- **Objective**: Pull every line that holds the word "ground" from the entries.

Dataset rows:
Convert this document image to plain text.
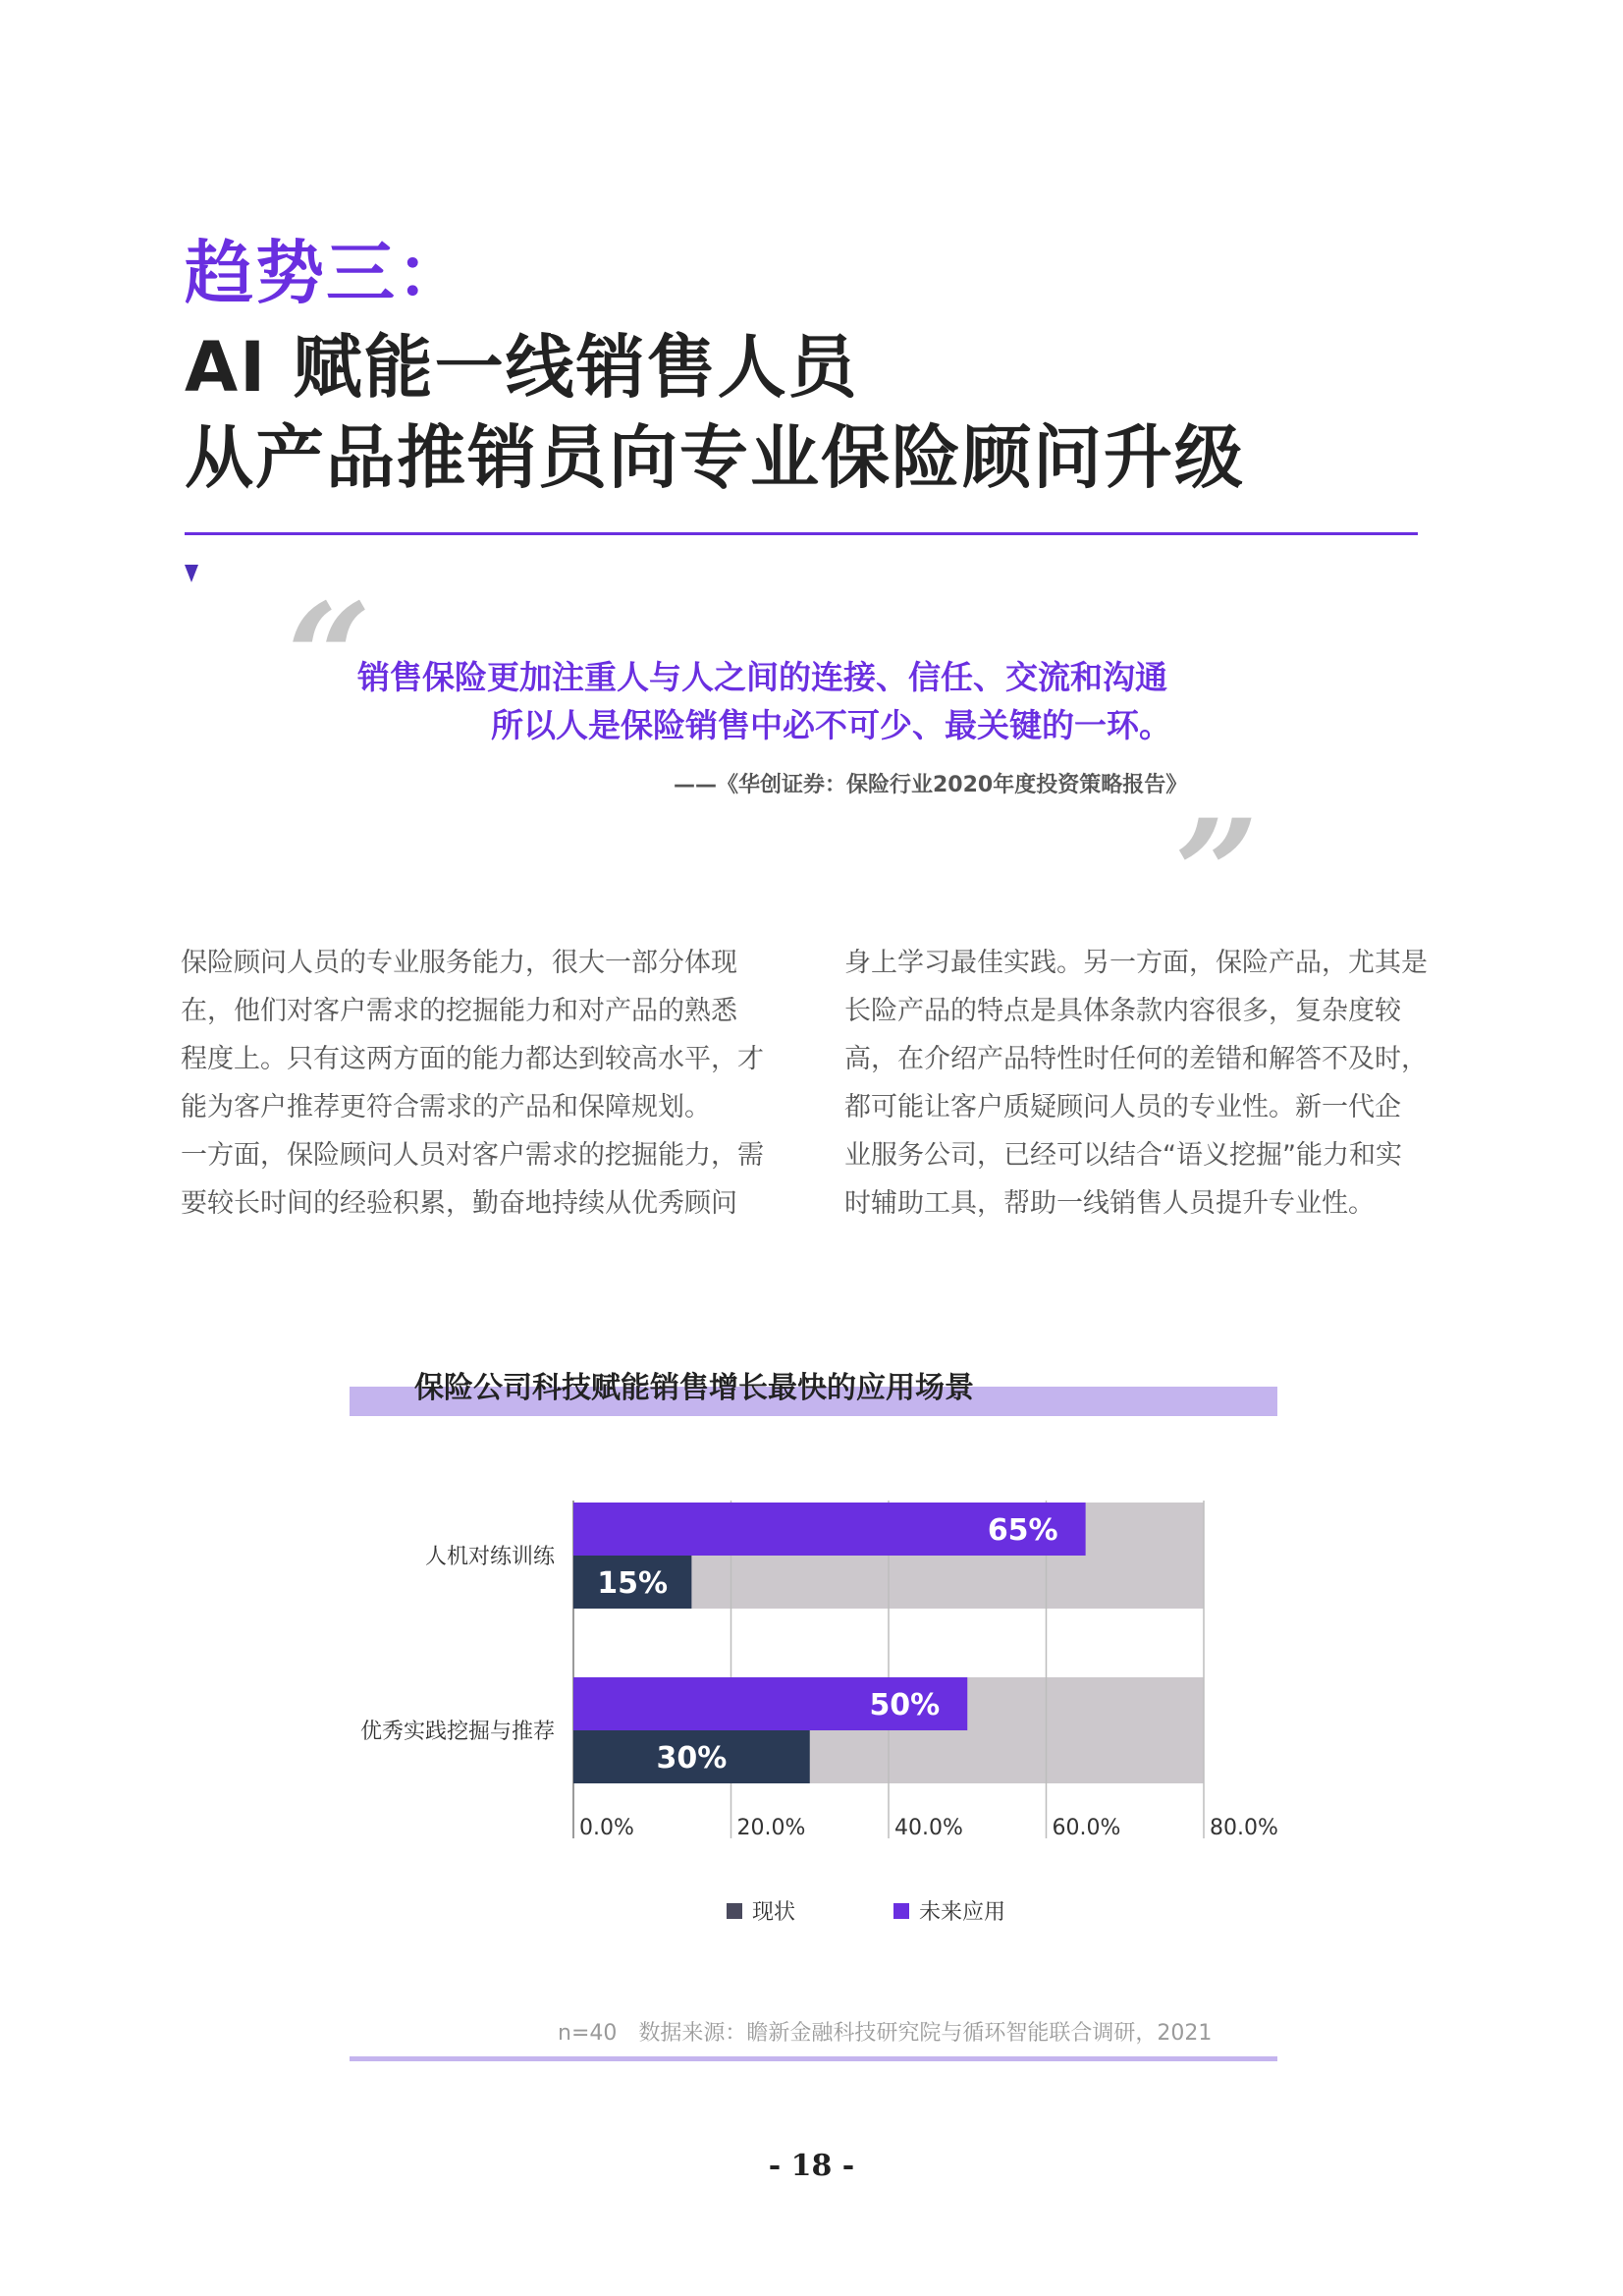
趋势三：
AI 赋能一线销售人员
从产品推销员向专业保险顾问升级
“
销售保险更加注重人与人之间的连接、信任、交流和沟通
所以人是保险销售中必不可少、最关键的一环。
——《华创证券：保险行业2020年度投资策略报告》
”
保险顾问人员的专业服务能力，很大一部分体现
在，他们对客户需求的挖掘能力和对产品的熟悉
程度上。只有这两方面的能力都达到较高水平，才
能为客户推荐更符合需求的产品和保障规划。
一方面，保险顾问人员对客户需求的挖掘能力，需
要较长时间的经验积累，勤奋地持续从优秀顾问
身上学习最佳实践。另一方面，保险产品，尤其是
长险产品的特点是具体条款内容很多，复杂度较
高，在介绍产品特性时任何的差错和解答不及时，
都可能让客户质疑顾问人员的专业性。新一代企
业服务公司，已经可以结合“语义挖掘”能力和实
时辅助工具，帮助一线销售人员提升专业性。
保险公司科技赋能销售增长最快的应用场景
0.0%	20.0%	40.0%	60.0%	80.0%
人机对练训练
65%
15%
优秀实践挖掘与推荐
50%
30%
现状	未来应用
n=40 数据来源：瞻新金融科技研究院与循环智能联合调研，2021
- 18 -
...
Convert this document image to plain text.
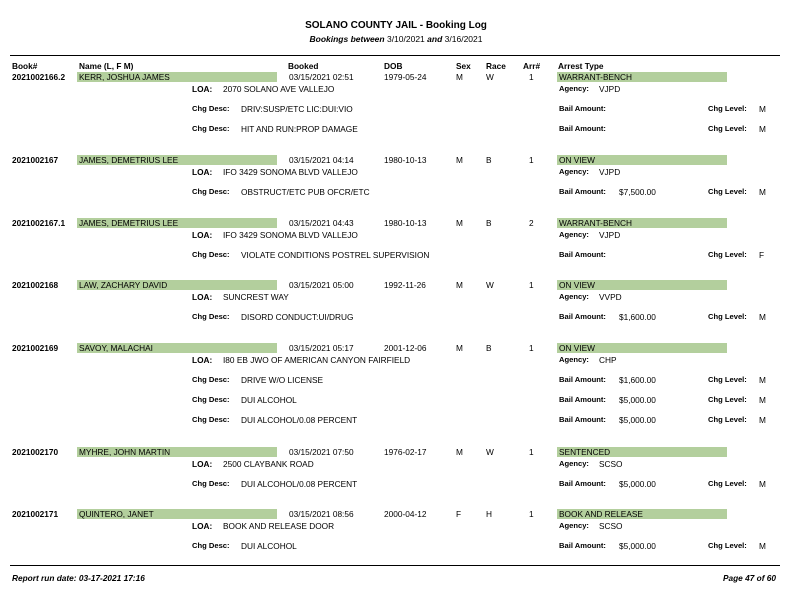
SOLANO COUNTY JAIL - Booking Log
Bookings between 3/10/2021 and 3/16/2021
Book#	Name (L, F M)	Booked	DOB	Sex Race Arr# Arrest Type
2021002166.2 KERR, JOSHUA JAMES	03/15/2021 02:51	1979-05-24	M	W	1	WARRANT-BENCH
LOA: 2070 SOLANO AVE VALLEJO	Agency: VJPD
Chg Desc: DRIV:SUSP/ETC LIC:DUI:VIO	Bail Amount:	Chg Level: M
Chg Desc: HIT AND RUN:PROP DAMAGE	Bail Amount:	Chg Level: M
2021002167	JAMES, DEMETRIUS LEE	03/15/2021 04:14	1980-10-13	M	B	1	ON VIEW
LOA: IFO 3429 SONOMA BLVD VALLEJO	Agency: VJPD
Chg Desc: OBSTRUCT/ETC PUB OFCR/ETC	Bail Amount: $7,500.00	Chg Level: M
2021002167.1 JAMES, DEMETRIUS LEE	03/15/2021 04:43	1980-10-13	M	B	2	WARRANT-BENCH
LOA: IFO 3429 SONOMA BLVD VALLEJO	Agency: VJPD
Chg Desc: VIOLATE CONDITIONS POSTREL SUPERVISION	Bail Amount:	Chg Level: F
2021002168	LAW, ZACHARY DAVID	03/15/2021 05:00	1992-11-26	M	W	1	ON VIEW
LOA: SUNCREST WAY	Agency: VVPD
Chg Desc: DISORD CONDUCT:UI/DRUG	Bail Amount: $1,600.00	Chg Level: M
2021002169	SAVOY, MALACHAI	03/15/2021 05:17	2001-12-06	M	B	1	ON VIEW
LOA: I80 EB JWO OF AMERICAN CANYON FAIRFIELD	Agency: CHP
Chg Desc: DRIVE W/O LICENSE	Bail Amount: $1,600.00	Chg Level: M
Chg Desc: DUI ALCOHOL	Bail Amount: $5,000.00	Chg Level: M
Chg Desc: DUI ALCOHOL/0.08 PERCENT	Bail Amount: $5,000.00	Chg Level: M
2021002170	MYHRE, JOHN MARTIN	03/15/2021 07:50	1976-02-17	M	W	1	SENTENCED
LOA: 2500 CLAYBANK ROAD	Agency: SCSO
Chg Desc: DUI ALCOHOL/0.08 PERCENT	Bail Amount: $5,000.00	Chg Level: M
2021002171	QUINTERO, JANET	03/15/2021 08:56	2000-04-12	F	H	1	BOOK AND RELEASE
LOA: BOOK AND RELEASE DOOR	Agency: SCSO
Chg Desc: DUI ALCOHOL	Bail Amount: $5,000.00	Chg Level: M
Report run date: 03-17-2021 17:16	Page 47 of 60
...
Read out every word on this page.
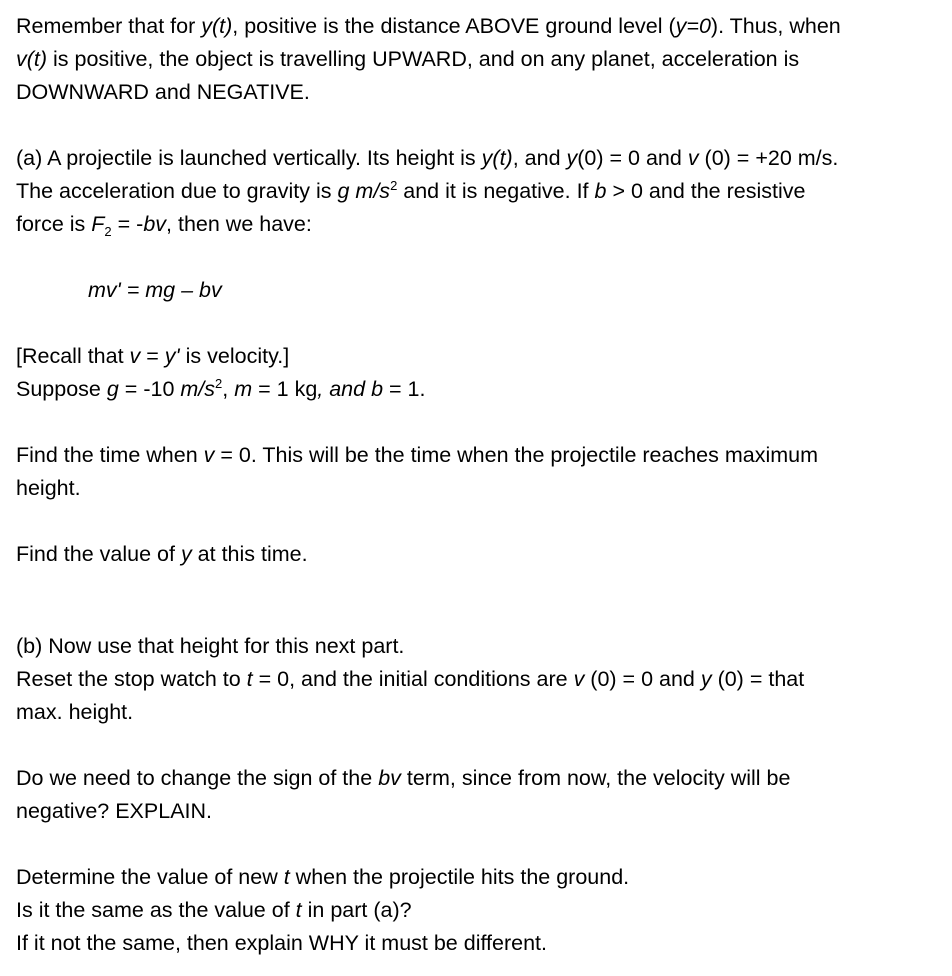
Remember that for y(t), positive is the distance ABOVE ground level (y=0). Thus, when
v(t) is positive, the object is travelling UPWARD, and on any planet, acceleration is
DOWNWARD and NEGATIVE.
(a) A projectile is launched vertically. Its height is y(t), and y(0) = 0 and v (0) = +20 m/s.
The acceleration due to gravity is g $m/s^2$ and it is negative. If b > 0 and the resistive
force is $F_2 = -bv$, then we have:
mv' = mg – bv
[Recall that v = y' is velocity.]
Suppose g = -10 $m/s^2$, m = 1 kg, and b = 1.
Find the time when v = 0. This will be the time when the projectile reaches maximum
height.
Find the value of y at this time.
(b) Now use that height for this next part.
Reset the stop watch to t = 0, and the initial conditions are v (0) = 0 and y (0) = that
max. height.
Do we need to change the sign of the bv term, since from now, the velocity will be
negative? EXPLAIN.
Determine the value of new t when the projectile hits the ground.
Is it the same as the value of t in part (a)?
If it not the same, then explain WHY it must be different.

- **Exercise output**:
Remember that for y(t), positive is the distance ABOVE ground level (y=0). Thus, when
Determine the value of new t when the projectile hits the ground.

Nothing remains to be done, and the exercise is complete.